Exercise: Repeat each record exactly as written, and drop any images.

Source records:
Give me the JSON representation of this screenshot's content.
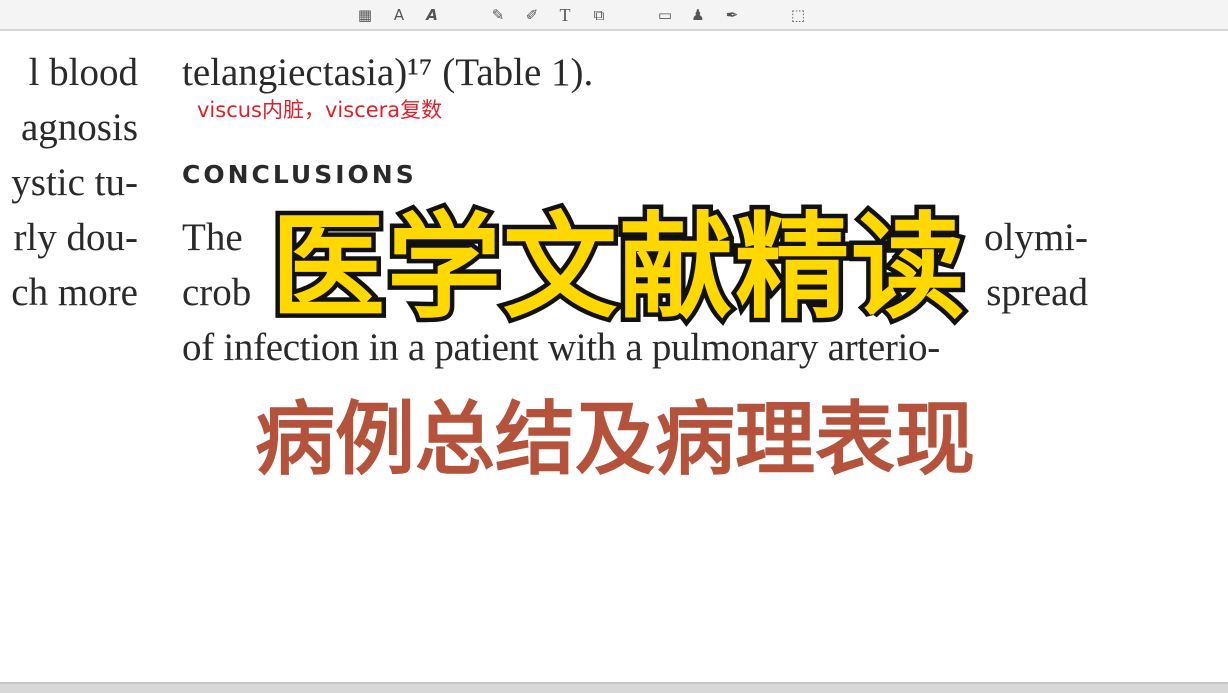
{
  "toolbar": {
    "icons": [
      "text-style-icon",
      "font-a-icon",
      "font-a-outline-icon",
      "pencil-icon",
      "highlighter-icon",
      "text-tool-icon",
      "shapes-icon",
      "comment-icon",
      "stamp-icon",
      "pen-icon",
      "selection-icon"
    ],
    "text_tool_glyph": "T"
  },
  "document": {
    "left_column": [
      "l blood",
      "agnosis",
      "ystic tu-",
      "rly dou-",
      "ch more"
    ],
    "right_line_1": "telangiectasia)¹⁷ (Table 1).",
    "annotation": "viscus内脏，viscera复数",
    "heading": "CONCLUSIONS",
    "body_line_1_start": "The",
    "body_line_1_end": "olymi-",
    "body_line_2_start": "crob",
    "body_line_2_end": "spread",
    "body_line_3": "of infection in a patient with a pulmonary arterio-"
  },
  "overlay": {
    "title": "医学文献精读",
    "subtitle": "病例总结及病理表现",
    "title_color": "#ffd800",
    "subtitle_color": "#b4523b",
    "annotation_color": "#e0202a"
  }
}
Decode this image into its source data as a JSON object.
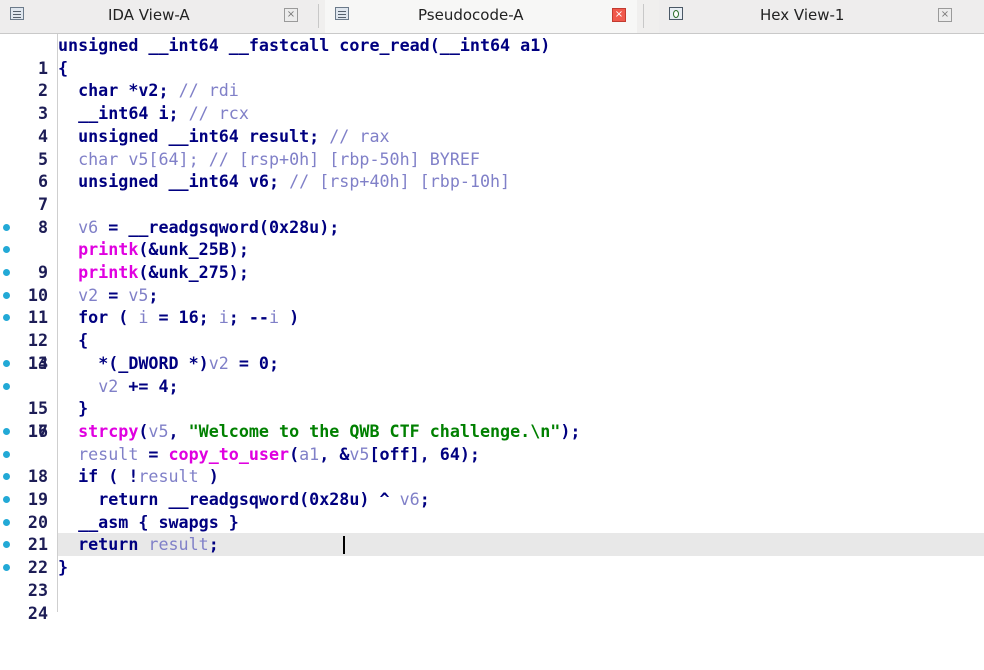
{
  "tabs": [
    {
      "label": "IDA View-A",
      "icon": "listing-icon"
    },
    {
      "label": "Pseudocode-A",
      "icon": "pseudocode-icon"
    },
    {
      "label": "Hex View-1",
      "icon": "hex-icon"
    }
  ],
  "tab_close_glyph": "×",
  "active_tab": "Pseudocode-A",
  "code": {
    "line_numbers": [
      "1",
      "2",
      "3",
      "4",
      "5",
      "6",
      "7",
      "8",
      "9",
      "10",
      "11",
      "12",
      "13",
      "14",
      "15",
      "16",
      "17",
      "18",
      "19",
      "20",
      "21",
      "22",
      "23",
      "24"
    ],
    "text": {
      "l1": "unsigned __int64 __fastcall core_read(__int64 a1)",
      "l2": "{",
      "l3_decl": "char *v2; ",
      "l3_cm": "// rdi",
      "l4_decl": "__int64 i; ",
      "l4_cm": "// rcx",
      "l5_decl": "unsigned __int64 result; ",
      "l5_cm": "// rax",
      "l6_decl": "char v5[64]; ",
      "l6_cm": "// [rsp+0h] [rbp-50h] BYREF",
      "l7_decl": "unsigned __int64 v6; ",
      "l7_cm": "// [rsp+40h] [rbp-10h]",
      "v6": "v6",
      "v2": "v2",
      "v5": "v5",
      "i": "i",
      "a1": "a1",
      "result": "result",
      "off": "off",
      "eq": " = ",
      "readgs_call": "__readgsqword(0x28u);",
      "readgs_ret": "__readgsqword(0x28u) ^ ",
      "printk": "printk",
      "unk_25B": "(&unk_25B);",
      "unk_275": "(&unk_275);",
      "semi": ";",
      "for_open": "for ( ",
      "for_mid1": " = 16; ",
      "for_mid2": "; --",
      "for_close": " )",
      "brace_open": "{",
      "brace_close": "}",
      "dword_cast": "*(_DWORD *)",
      "assign_zero": " = 0;",
      "plus_eq": " += 4;",
      "strcpy": "strcpy",
      "paren_open": "(",
      "comma_sp": ", ",
      "str_welcome": "\"Welcome to the QWB CTF challenge.\\n\"",
      "close_semi": ");",
      "copy_to_user": "copy_to_user",
      "amp": "&",
      "bracket_open": "[",
      "bracket_close_tail": "], 64);",
      "if_open": "if ( !",
      "if_close": " )",
      "return_kw": "return ",
      "asm": "__asm { swapgs }"
    },
    "current_line": 23,
    "colors": {
      "keyword": "#000080",
      "variable": "#8080c8",
      "function": "#e000e0",
      "string": "#008000",
      "breakpoint_dot": "#22a9d6"
    }
  }
}
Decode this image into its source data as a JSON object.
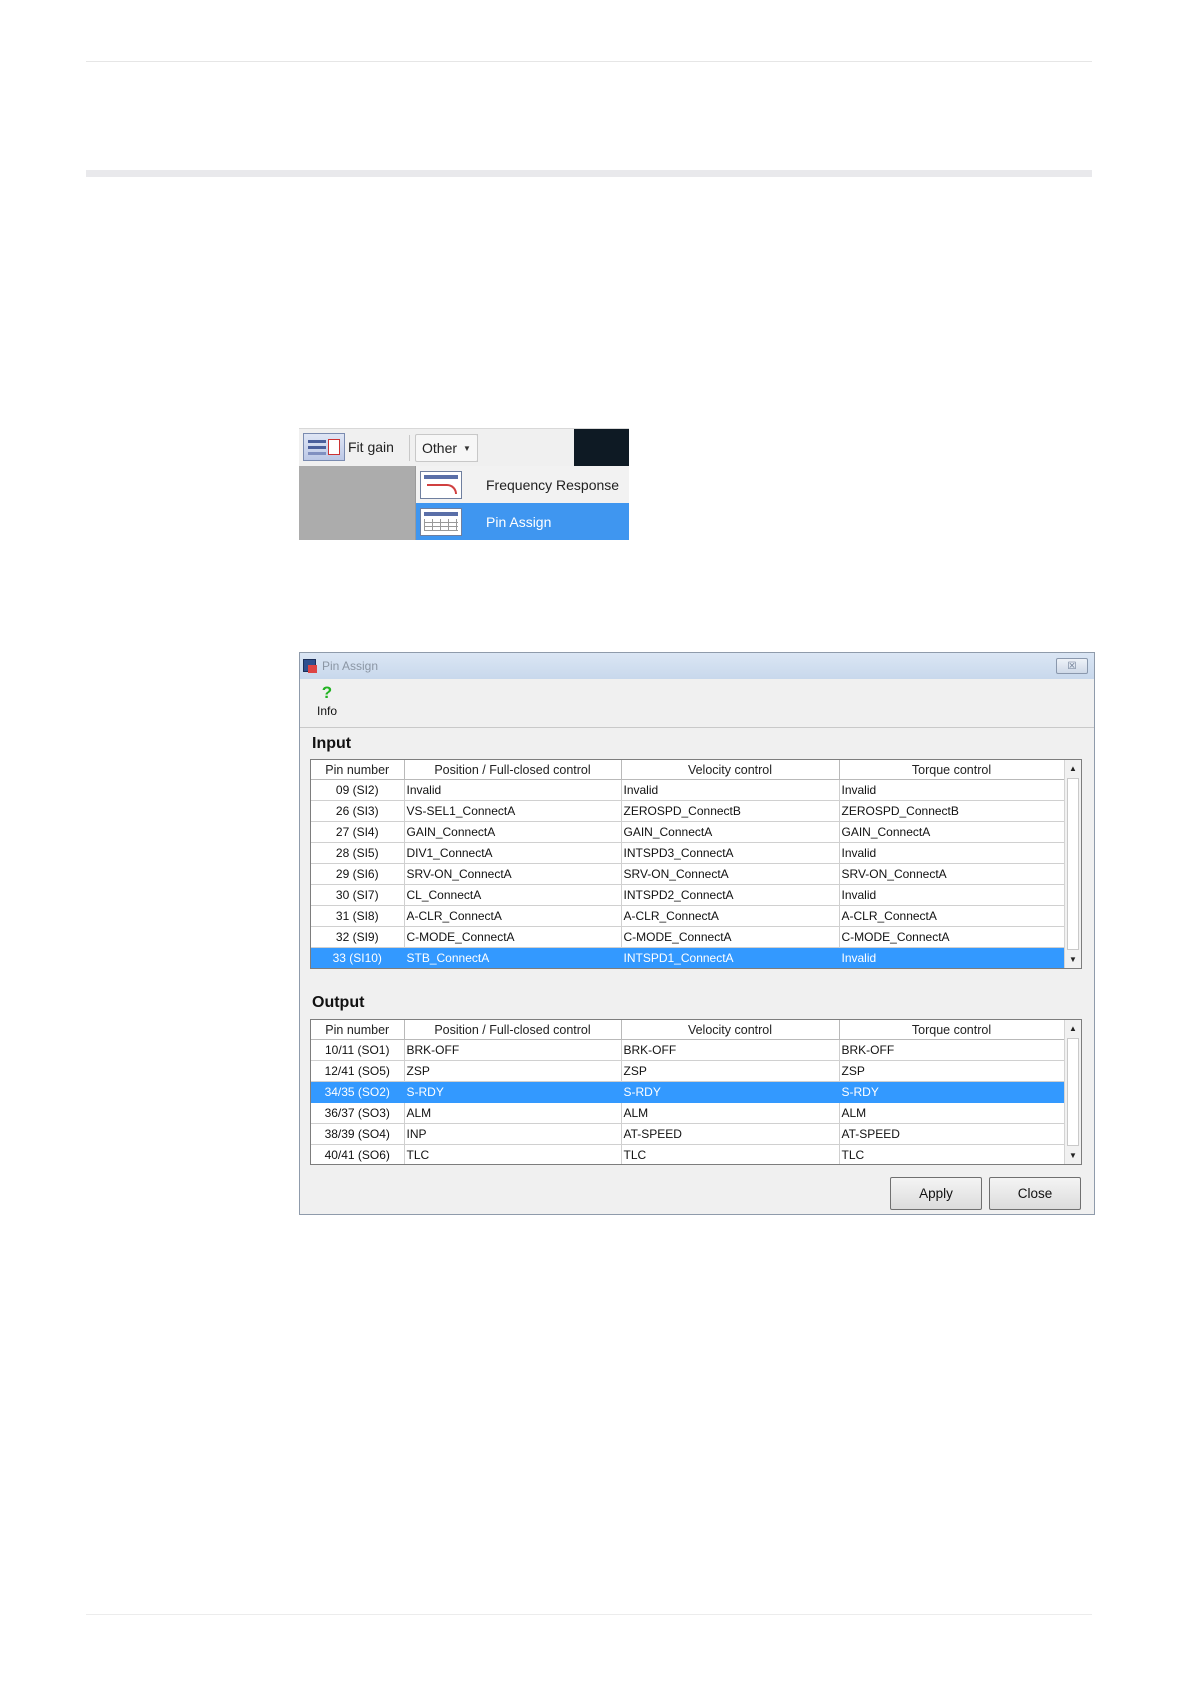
{
  "menu": {
    "fit_gain_label": "Fit gain",
    "other_label": "Other",
    "items": [
      {
        "label": "Frequency Response",
        "icon": "frequency-response-icon",
        "selected": false
      },
      {
        "label": "Pin Assign",
        "icon": "pin-assign-icon",
        "selected": true
      }
    ]
  },
  "window": {
    "title": "Pin Assign",
    "close_glyph": "☒",
    "info_glyph": "?",
    "info_label": "Info",
    "input_label": "Input",
    "output_label": "Output",
    "columns": [
      "Pin number",
      "Position / Full-closed control",
      "Velocity control",
      "Torque control"
    ],
    "input_rows": [
      [
        "09 (SI2)",
        "Invalid",
        "Invalid",
        "Invalid"
      ],
      [
        "26 (SI3)",
        "VS-SEL1_ConnectA",
        "ZEROSPD_ConnectB",
        "ZEROSPD_ConnectB"
      ],
      [
        "27 (SI4)",
        "GAIN_ConnectA",
        "GAIN_ConnectA",
        "GAIN_ConnectA"
      ],
      [
        "28 (SI5)",
        "DIV1_ConnectA",
        "INTSPD3_ConnectA",
        "Invalid"
      ],
      [
        "29 (SI6)",
        "SRV-ON_ConnectA",
        "SRV-ON_ConnectA",
        "SRV-ON_ConnectA"
      ],
      [
        "30 (SI7)",
        "CL_ConnectA",
        "INTSPD2_ConnectA",
        "Invalid"
      ],
      [
        "31 (SI8)",
        "A-CLR_ConnectA",
        "A-CLR_ConnectA",
        "A-CLR_ConnectA"
      ],
      [
        "32 (SI9)",
        "C-MODE_ConnectA",
        "C-MODE_ConnectA",
        "C-MODE_ConnectA"
      ],
      [
        "33 (SI10)",
        "STB_ConnectA",
        "INTSPD1_ConnectA",
        "Invalid"
      ]
    ],
    "input_selected_index": 8,
    "output_rows": [
      [
        "10/11 (SO1)",
        "BRK-OFF",
        "BRK-OFF",
        "BRK-OFF"
      ],
      [
        "12/41 (SO5)",
        "ZSP",
        "ZSP",
        "ZSP"
      ],
      [
        "34/35 (SO2)",
        "S-RDY",
        "S-RDY",
        "S-RDY"
      ],
      [
        "36/37 (SO3)",
        "ALM",
        "ALM",
        "ALM"
      ],
      [
        "38/39 (SO4)",
        "INP",
        "AT-SPEED",
        "AT-SPEED"
      ],
      [
        "40/41 (SO6)",
        "TLC",
        "TLC",
        "TLC"
      ]
    ],
    "output_selected_index": 2,
    "apply_label": "Apply",
    "close_label": "Close",
    "selection_color": "#3399ff"
  }
}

Solution for this task:
Give me the JSON representation of this screenshot's content.
{
  "toolbar": {
    "icons": [
      "text-style-icon",
      "font-a-icon",
      "font-a-outline-icon",
      "pencil-icon",
      "highlighter-icon",
      "text-tool-icon",
      "shapes-icon",
      "comment-icon",
      "stamp-icon",
      "pen-icon",
      "selection-icon"
    ],
    "text_tool_glyph": "T"
  },
  "document": {
    "left_column": [
      "l blood",
      "agnosis",
      "ystic tu-",
      "rly dou-",
      "ch more"
    ],
    "right_line_1": "telangiectasia)¹⁷ (Table 1).",
    "annotation": "viscus内脏，viscera复数",
    "heading": "CONCLUSIONS",
    "body_line_1_start": "The",
    "body_line_1_end": "olymi-",
    "body_line_2_start": "crob",
    "body_line_2_end": "spread",
    "body_line_3": "of infection in a patient with a pulmonary arterio-"
  },
  "overlay": {
    "title": "医学文献精读",
    "subtitle": "病例总结及病理表现",
    "title_color": "#ffd800",
    "subtitle_color": "#b4523b",
    "annotation_color": "#e0202a"
  }
}
Decode this image into its source data as a JSON object.
{
  "tabs": [
    {
      "label": "IDA View-A",
      "icon": "listing-icon"
    },
    {
      "label": "Pseudocode-A",
      "icon": "pseudocode-icon"
    },
    {
      "label": "Hex View-1",
      "icon": "hex-icon"
    }
  ],
  "tab_close_glyph": "×",
  "active_tab": "Pseudocode-A",
  "code": {
    "line_numbers": [
      "1",
      "2",
      "3",
      "4",
      "5",
      "6",
      "7",
      "8",
      "9",
      "10",
      "11",
      "12",
      "13",
      "14",
      "15",
      "16",
      "17",
      "18",
      "19",
      "20",
      "21",
      "22",
      "23",
      "24"
    ],
    "text": {
      "l1": "unsigned __int64 __fastcall core_read(__int64 a1)",
      "l2": "{",
      "l3_decl": "char *v2; ",
      "l3_cm": "// rdi",
      "l4_decl": "__int64 i; ",
      "l4_cm": "// rcx",
      "l5_decl": "unsigned __int64 result; ",
      "l5_cm": "// rax",
      "l6_decl": "char v5[64]; ",
      "l6_cm": "// [rsp+0h] [rbp-50h] BYREF",
      "l7_decl": "unsigned __int64 v6; ",
      "l7_cm": "// [rsp+40h] [rbp-10h]",
      "v6": "v6",
      "v2": "v2",
      "v5": "v5",
      "i": "i",
      "a1": "a1",
      "result": "result",
      "off": "off",
      "eq": " = ",
      "readgs_call": "__readgsqword(0x28u);",
      "readgs_ret": "__readgsqword(0x28u) ^ ",
      "printk": "printk",
      "unk_25B": "(&unk_25B);",
      "unk_275": "(&unk_275);",
      "semi": ";",
      "for_open": "for ( ",
      "for_mid1": " = 16; ",
      "for_mid2": "; --",
      "for_close": " )",
      "brace_open": "{",
      "brace_close": "}",
      "dword_cast": "*(_DWORD *)",
      "assign_zero": " = 0;",
      "plus_eq": " += 4;",
      "strcpy": "strcpy",
      "paren_open": "(",
      "comma_sp": ", ",
      "str_welcome": "\"Welcome to the QWB CTF challenge.\\n\"",
      "close_semi": ");",
      "copy_to_user": "copy_to_user",
      "amp": "&",
      "bracket_open": "[",
      "bracket_close_tail": "], 64);",
      "if_open": "if ( !",
      "if_close": " )",
      "return_kw": "return ",
      "asm": "__asm { swapgs }"
    },
    "current_line": 23,
    "colors": {
      "keyword": "#000080",
      "variable": "#8080c8",
      "function": "#e000e0",
      "string": "#008000",
      "breakpoint_dot": "#22a9d6"
    }
  }
}
Decode this image into its source data as a JSON object.
{
  "menu": {
    "fit_gain_label": "Fit gain",
    "other_label": "Other",
    "items": [
      {
        "label": "Frequency Response",
        "icon": "frequency-response-icon",
        "selected": false
      },
      {
        "label": "Pin Assign",
        "icon": "pin-assign-icon",
        "selected": true
      }
    ]
  },
  "window": {
    "title": "Pin Assign",
    "close_glyph": "☒",
    "info_glyph": "?",
    "info_label": "Info",
    "input_label": "Input",
    "output_label": "Output",
    "columns": [
      "Pin number",
      "Position / Full-closed control",
      "Velocity control",
      "Torque control"
    ],
    "input_rows": [
      [
        "09 (SI2)",
        "Invalid",
        "Invalid",
        "Invalid"
      ],
      [
        "26 (SI3)",
        "VS-SEL1_ConnectA",
        "ZEROSPD_ConnectB",
        "ZEROSPD_ConnectB"
      ],
      [
        "27 (SI4)",
        "GAIN_ConnectA",
        "GAIN_ConnectA",
        "GAIN_ConnectA"
      ],
      [
        "28 (SI5)",
        "DIV1_ConnectA",
        "INTSPD3_ConnectA",
        "Invalid"
      ],
      [
        "29 (SI6)",
        "SRV-ON_ConnectA",
        "SRV-ON_ConnectA",
        "SRV-ON_ConnectA"
      ],
      [
        "30 (SI7)",
        "CL_ConnectA",
        "INTSPD2_ConnectA",
        "Invalid"
      ],
      [
        "31 (SI8)",
        "A-CLR_ConnectA",
        "A-CLR_ConnectA",
        "A-CLR_ConnectA"
      ],
      [
        "32 (SI9)",
        "C-MODE_ConnectA",
        "C-MODE_ConnectA",
        "C-MODE_ConnectA"
      ],
      [
        "33 (SI10)",
        "STB_ConnectA",
        "INTSPD1_ConnectA",
        "Invalid"
      ]
    ],
    "input_selected_index": 8,
    "output_rows": [
      [
        "10/11 (SO1)",
        "BRK-OFF",
        "BRK-OFF",
        "BRK-OFF"
      ],
      [
        "12/41 (SO5)",
        "ZSP",
        "ZSP",
        "ZSP"
      ],
      [
        "34/35 (SO2)",
        "S-RDY",
        "S-RDY",
        "S-RDY"
      ],
      [
        "36/37 (SO3)",
        "ALM",
        "ALM",
        "ALM"
      ],
      [
        "38/39 (SO4)",
        "INP",
        "AT-SPEED",
        "AT-SPEED"
      ],
      [
        "40/41 (SO6)",
        "TLC",
        "TLC",
        "TLC"
      ]
    ],
    "output_selected_index": 2,
    "apply_label": "Apply",
    "close_label": "Close",
    "selection_color": "#3399ff"
  }
}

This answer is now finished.